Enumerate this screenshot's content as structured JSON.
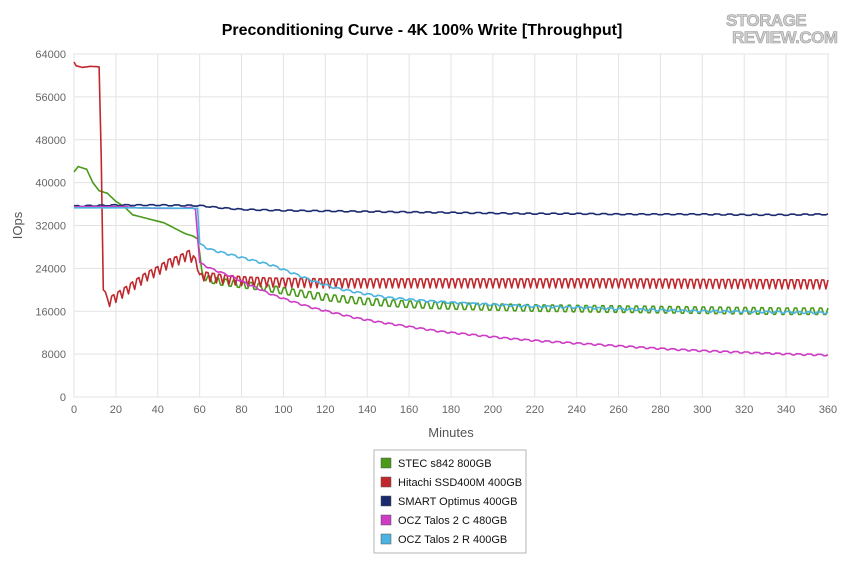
{
  "chart_data": {
    "type": "line",
    "title": "Preconditioning Curve - 4K 100% Write [Throughput]",
    "xlabel": "Minutes",
    "ylabel": "IOps",
    "xlim": [
      0,
      360
    ],
    "ylim": [
      0,
      64000
    ],
    "x_ticks": [
      0,
      20,
      40,
      60,
      80,
      100,
      120,
      140,
      160,
      180,
      200,
      220,
      240,
      260,
      280,
      300,
      320,
      340,
      360
    ],
    "y_ticks": [
      0,
      8000,
      16000,
      24000,
      32000,
      40000,
      48000,
      56000,
      64000
    ],
    "x_tick_labels": [
      "0",
      "20",
      "40",
      "60",
      "80",
      "100",
      "120",
      "140",
      "160",
      "180",
      "200",
      "220",
      "240",
      "260",
      "280",
      "300",
      "320",
      "340",
      "360"
    ],
    "y_tick_labels": [
      "0",
      "8000",
      "16000",
      "24000",
      "32000",
      "40000",
      "48000",
      "56000",
      "64000"
    ],
    "grid": true,
    "legend_position": "bottom-center",
    "series": [
      {
        "name": "STEC s842 800GB",
        "color": "#4a9a1a",
        "points": [
          [
            0,
            42000
          ],
          [
            2,
            43000
          ],
          [
            6,
            42500
          ],
          [
            9,
            40000
          ],
          [
            12,
            38500
          ],
          [
            16,
            38000
          ],
          [
            20,
            36500
          ],
          [
            24,
            35500
          ],
          [
            28,
            34000
          ],
          [
            33,
            33500
          ],
          [
            38,
            33000
          ],
          [
            43,
            32500
          ],
          [
            48,
            31500
          ],
          [
            53,
            30500
          ],
          [
            57,
            30000
          ],
          [
            59,
            29500
          ],
          [
            61,
            23000
          ],
          [
            64,
            22000
          ],
          [
            70,
            21500
          ],
          [
            80,
            21000
          ],
          [
            90,
            20500
          ],
          [
            100,
            19800
          ],
          [
            110,
            19200
          ],
          [
            120,
            18600
          ],
          [
            130,
            18200
          ],
          [
            140,
            17800
          ],
          [
            160,
            17300
          ],
          [
            180,
            17000
          ],
          [
            200,
            16800
          ],
          [
            220,
            16600
          ],
          [
            240,
            16500
          ],
          [
            260,
            16400
          ],
          [
            280,
            16300
          ],
          [
            300,
            16200
          ],
          [
            320,
            16100
          ],
          [
            340,
            16000
          ],
          [
            360,
            16000
          ]
        ],
        "oscillation": {
          "start": 60,
          "period": 4,
          "amplitude": 1000
        }
      },
      {
        "name": "Hitachi SSD400M 400GB",
        "color": "#c0282d",
        "points": [
          [
            0,
            62500
          ],
          [
            1,
            61800
          ],
          [
            4,
            61500
          ],
          [
            8,
            61700
          ],
          [
            12,
            61600
          ],
          [
            13,
            45000
          ],
          [
            14,
            20000
          ],
          [
            16,
            17500
          ],
          [
            20,
            18500
          ],
          [
            25,
            19800
          ],
          [
            30,
            21200
          ],
          [
            35,
            22500
          ],
          [
            40,
            23500
          ],
          [
            45,
            24800
          ],
          [
            50,
            25500
          ],
          [
            55,
            26500
          ],
          [
            59,
            24500
          ],
          [
            60,
            22000
          ],
          [
            62,
            22500
          ],
          [
            70,
            22000
          ],
          [
            80,
            21600
          ],
          [
            90,
            21400
          ],
          [
            100,
            21300
          ],
          [
            120,
            21200
          ],
          [
            150,
            21200
          ],
          [
            200,
            21200
          ],
          [
            250,
            21200
          ],
          [
            300,
            21100
          ],
          [
            360,
            21000
          ]
        ],
        "oscillation": {
          "start": 15,
          "period": 3,
          "amplitude": 1400
        }
      },
      {
        "name": "SMART Optimus 400GB",
        "color": "#1a2a6e",
        "points": [
          [
            0,
            35600
          ],
          [
            20,
            35800
          ],
          [
            40,
            35800
          ],
          [
            60,
            35700
          ],
          [
            70,
            35300
          ],
          [
            80,
            35000
          ],
          [
            100,
            34800
          ],
          [
            120,
            34700
          ],
          [
            140,
            34600
          ],
          [
            160,
            34500
          ],
          [
            180,
            34400
          ],
          [
            200,
            34300
          ],
          [
            220,
            34200
          ],
          [
            240,
            34200
          ],
          [
            260,
            34100
          ],
          [
            280,
            34100
          ],
          [
            300,
            34100
          ],
          [
            320,
            34000
          ],
          [
            340,
            34000
          ],
          [
            360,
            34100
          ]
        ],
        "oscillation": {
          "start": 0,
          "period": 6,
          "amplitude": 150
        }
      },
      {
        "name": "OCZ Talos 2 C 480GB",
        "color": "#cc3cc4",
        "points": [
          [
            0,
            35500
          ],
          [
            25,
            35500
          ],
          [
            30,
            35300
          ],
          [
            40,
            35200
          ],
          [
            50,
            35200
          ],
          [
            56,
            35400
          ],
          [
            58,
            35000
          ],
          [
            60,
            25000
          ],
          [
            65,
            24000
          ],
          [
            75,
            22500
          ],
          [
            85,
            20700
          ],
          [
            95,
            19000
          ],
          [
            105,
            17700
          ],
          [
            115,
            16500
          ],
          [
            125,
            15600
          ],
          [
            135,
            14700
          ],
          [
            145,
            14000
          ],
          [
            155,
            13400
          ],
          [
            165,
            12800
          ],
          [
            175,
            12200
          ],
          [
            190,
            11600
          ],
          [
            205,
            11000
          ],
          [
            220,
            10500
          ],
          [
            240,
            10000
          ],
          [
            260,
            9500
          ],
          [
            280,
            9000
          ],
          [
            300,
            8600
          ],
          [
            320,
            8300
          ],
          [
            340,
            8000
          ],
          [
            360,
            7800
          ]
        ],
        "oscillation": {
          "start": 60,
          "period": 5,
          "amplitude": 200
        }
      },
      {
        "name": "OCZ Talos 2 R 400GB",
        "color": "#4ab3e0",
        "points": [
          [
            0,
            35300
          ],
          [
            30,
            35300
          ],
          [
            55,
            35200
          ],
          [
            59,
            35200
          ],
          [
            60,
            28500
          ],
          [
            65,
            27500
          ],
          [
            75,
            26500
          ],
          [
            85,
            25500
          ],
          [
            95,
            24500
          ],
          [
            105,
            23000
          ],
          [
            115,
            21500
          ],
          [
            125,
            20300
          ],
          [
            135,
            19500
          ],
          [
            150,
            18500
          ],
          [
            165,
            18000
          ],
          [
            180,
            17600
          ],
          [
            200,
            17200
          ],
          [
            220,
            16900
          ],
          [
            240,
            16700
          ],
          [
            260,
            16400
          ],
          [
            280,
            16200
          ],
          [
            300,
            16000
          ],
          [
            320,
            15900
          ],
          [
            340,
            15800
          ],
          [
            360,
            15700
          ]
        ],
        "oscillation": {
          "start": 60,
          "period": 5,
          "amplitude": 250
        }
      }
    ]
  },
  "logo": {
    "line1": "STORAGE",
    "line2": "REVIEW.COM"
  }
}
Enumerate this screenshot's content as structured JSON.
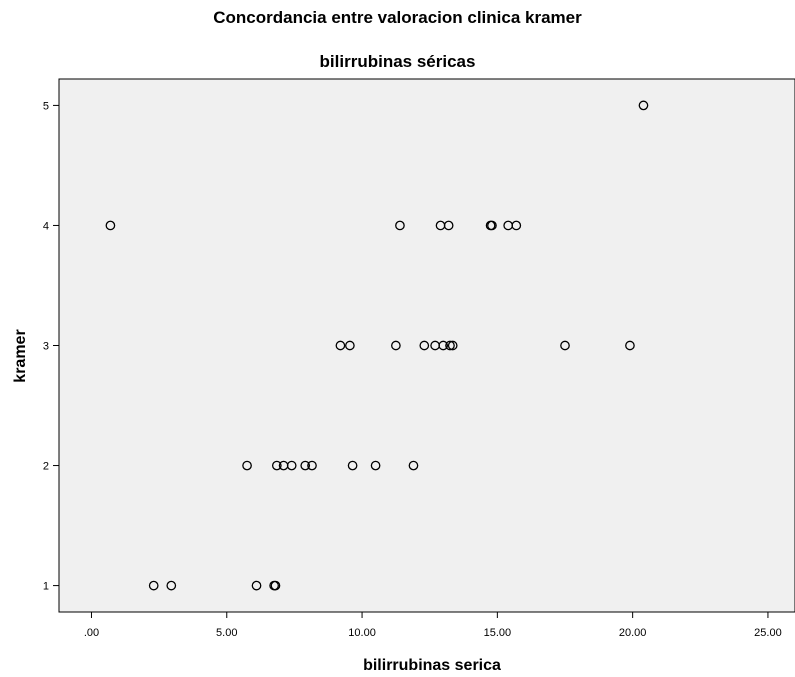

> WORK REQUIRED
Pictures in the records above are left out; print everything else exactly as written.

> ANSWER FOR THIS EXERCISE
Enumerate this screenshot's content as structured JSON.
{
  "chart_data": {
    "type": "line",
    "title": "Preconditioning Curve - 4K 100% Write [Throughput]",
    "xlabel": "Minutes",
    "ylabel": "IOps",
    "xlim": [
      0,
      360
    ],
    "ylim": [
      0,
      64000
    ],
    "x_ticks": [
      0,
      20,
      40,
      60,
      80,
      100,
      120,
      140,
      160,
      180,
      200,
      220,
      240,
      260,
      280,
      300,
      320,
      340,
      360
    ],
    "y_ticks": [
      0,
      8000,
      16000,
      24000,
      32000,
      40000,
      48000,
      56000,
      64000
    ],
    "x_tick_labels": [
      "0",
      "20",
      "40",
      "60",
      "80",
      "100",
      "120",
      "140",
      "160",
      "180",
      "200",
      "220",
      "240",
      "260",
      "280",
      "300",
      "320",
      "340",
      "360"
    ],
    "y_tick_labels": [
      "0",
      "8000",
      "16000",
      "24000",
      "32000",
      "40000",
      "48000",
      "56000",
      "64000"
    ],
    "grid": true,
    "legend_position": "bottom-center",
    "series": [
      {
        "name": "STEC s842 800GB",
        "color": "#4a9a1a",
        "points": [
          [
            0,
            42000
          ],
          [
            2,
            43000
          ],
          [
            6,
            42500
          ],
          [
            9,
            40000
          ],
          [
            12,
            38500
          ],
          [
            16,
            38000
          ],
          [
            20,
            36500
          ],
          [
            24,
            35500
          ],
          [
            28,
            34000
          ],
          [
            33,
            33500
          ],
          [
            38,
            33000
          ],
          [
            43,
            32500
          ],
          [
            48,
            31500
          ],
          [
            53,
            30500
          ],
          [
            57,
            30000
          ],
          [
            59,
            29500
          ],
          [
            61,
            23000
          ],
          [
            64,
            22000
          ],
          [
            70,
            21500
          ],
          [
            80,
            21000
          ],
          [
            90,
            20500
          ],
          [
            100,
            19800
          ],
          [
            110,
            19200
          ],
          [
            120,
            18600
          ],
          [
            130,
            18200
          ],
          [
            140,
            17800
          ],
          [
            160,
            17300
          ],
          [
            180,
            17000
          ],
          [
            200,
            16800
          ],
          [
            220,
            16600
          ],
          [
            240,
            16500
          ],
          [
            260,
            16400
          ],
          [
            280,
            16300
          ],
          [
            300,
            16200
          ],
          [
            320,
            16100
          ],
          [
            340,
            16000
          ],
          [
            360,
            16000
          ]
        ],
        "oscillation": {
          "start": 60,
          "period": 4,
          "amplitude": 1000
        }
      },
      {
        "name": "Hitachi SSD400M 400GB",
        "color": "#c0282d",
        "points": [
          [
            0,
            62500
          ],
          [
            1,
            61800
          ],
          [
            4,
            61500
          ],
          [
            8,
            61700
          ],
          [
            12,
            61600
          ],
          [
            13,
            45000
          ],
          [
            14,
            20000
          ],
          [
            16,
            17500
          ],
          [
            20,
            18500
          ],
          [
            25,
            19800
          ],
          [
            30,
            21200
          ],
          [
            35,
            22500
          ],
          [
            40,
            23500
          ],
          [
            45,
            24800
          ],
          [
            50,
            25500
          ],
          [
            55,
            26500
          ],
          [
            59,
            24500
          ],
          [
            60,
            22000
          ],
          [
            62,
            22500
          ],
          [
            70,
            22000
          ],
          [
            80,
            21600
          ],
          [
            90,
            21400
          ],
          [
            100,
            21300
          ],
          [
            120,
            21200
          ],
          [
            150,
            21200
          ],
          [
            200,
            21200
          ],
          [
            250,
            21200
          ],
          [
            300,
            21100
          ],
          [
            360,
            21000
          ]
        ],
        "oscillation": {
          "start": 15,
          "period": 3,
          "amplitude": 1400
        }
      },
      {
        "name": "SMART Optimus 400GB",
        "color": "#1a2a6e",
        "points": [
          [
            0,
            35600
          ],
          [
            20,
            35800
          ],
          [
            40,
            35800
          ],
          [
            60,
            35700
          ],
          [
            70,
            35300
          ],
          [
            80,
            35000
          ],
          [
            100,
            34800
          ],
          [
            120,
            34700
          ],
          [
            140,
            34600
          ],
          [
            160,
            34500
          ],
          [
            180,
            34400
          ],
          [
            200,
            34300
          ],
          [
            220,
            34200
          ],
          [
            240,
            34200
          ],
          [
            260,
            34100
          ],
          [
            280,
            34100
          ],
          [
            300,
            34100
          ],
          [
            320,
            34000
          ],
          [
            340,
            34000
          ],
          [
            360,
            34100
          ]
        ],
        "oscillation": {
          "start": 0,
          "period": 6,
          "amplitude": 150
        }
      },
      {
        "name": "OCZ Talos 2 C 480GB",
        "color": "#cc3cc4",
        "points": [
          [
            0,
            35500
          ],
          [
            25,
            35500
          ],
          [
            30,
            35300
          ],
          [
            40,
            35200
          ],
          [
            50,
            35200
          ],
          [
            56,
            35400
          ],
          [
            58,
            35000
          ],
          [
            60,
            25000
          ],
          [
            65,
            24000
          ],
          [
            75,
            22500
          ],
          [
            85,
            20700
          ],
          [
            95,
            19000
          ],
          [
            105,
            17700
          ],
          [
            115,
            16500
          ],
          [
            125,
            15600
          ],
          [
            135,
            14700
          ],
          [
            145,
            14000
          ],
          [
            155,
            13400
          ],
          [
            165,
            12800
          ],
          [
            175,
            12200
          ],
          [
            190,
            11600
          ],
          [
            205,
            11000
          ],
          [
            220,
            10500
          ],
          [
            240,
            10000
          ],
          [
            260,
            9500
          ],
          [
            280,
            9000
          ],
          [
            300,
            8600
          ],
          [
            320,
            8300
          ],
          [
            340,
            8000
          ],
          [
            360,
            7800
          ]
        ],
        "oscillation": {
          "start": 60,
          "period": 5,
          "amplitude": 200
        }
      },
      {
        "name": "OCZ Talos 2 R 400GB",
        "color": "#4ab3e0",
        "points": [
          [
            0,
            35300
          ],
          [
            30,
            35300
          ],
          [
            55,
            35200
          ],
          [
            59,
            35200
          ],
          [
            60,
            28500
          ],
          [
            65,
            27500
          ],
          [
            75,
            26500
          ],
          [
            85,
            25500
          ],
          [
            95,
            24500
          ],
          [
            105,
            23000
          ],
          [
            115,
            21500
          ],
          [
            125,
            20300
          ],
          [
            135,
            19500
          ],
          [
            150,
            18500
          ],
          [
            165,
            18000
          ],
          [
            180,
            17600
          ],
          [
            200,
            17200
          ],
          [
            220,
            16900
          ],
          [
            240,
            16700
          ],
          [
            260,
            16400
          ],
          [
            280,
            16200
          ],
          [
            300,
            16000
          ],
          [
            320,
            15900
          ],
          [
            340,
            15800
          ],
          [
            360,
            15700
          ]
        ],
        "oscillation": {
          "start": 60,
          "period": 5,
          "amplitude": 250
        }
      }
    ]
  },
  "logo": {
    "line1": "STORAGE",
    "line2": "REVIEW.COM"
  }
}
Enumerate this screenshot's content as structured JSON.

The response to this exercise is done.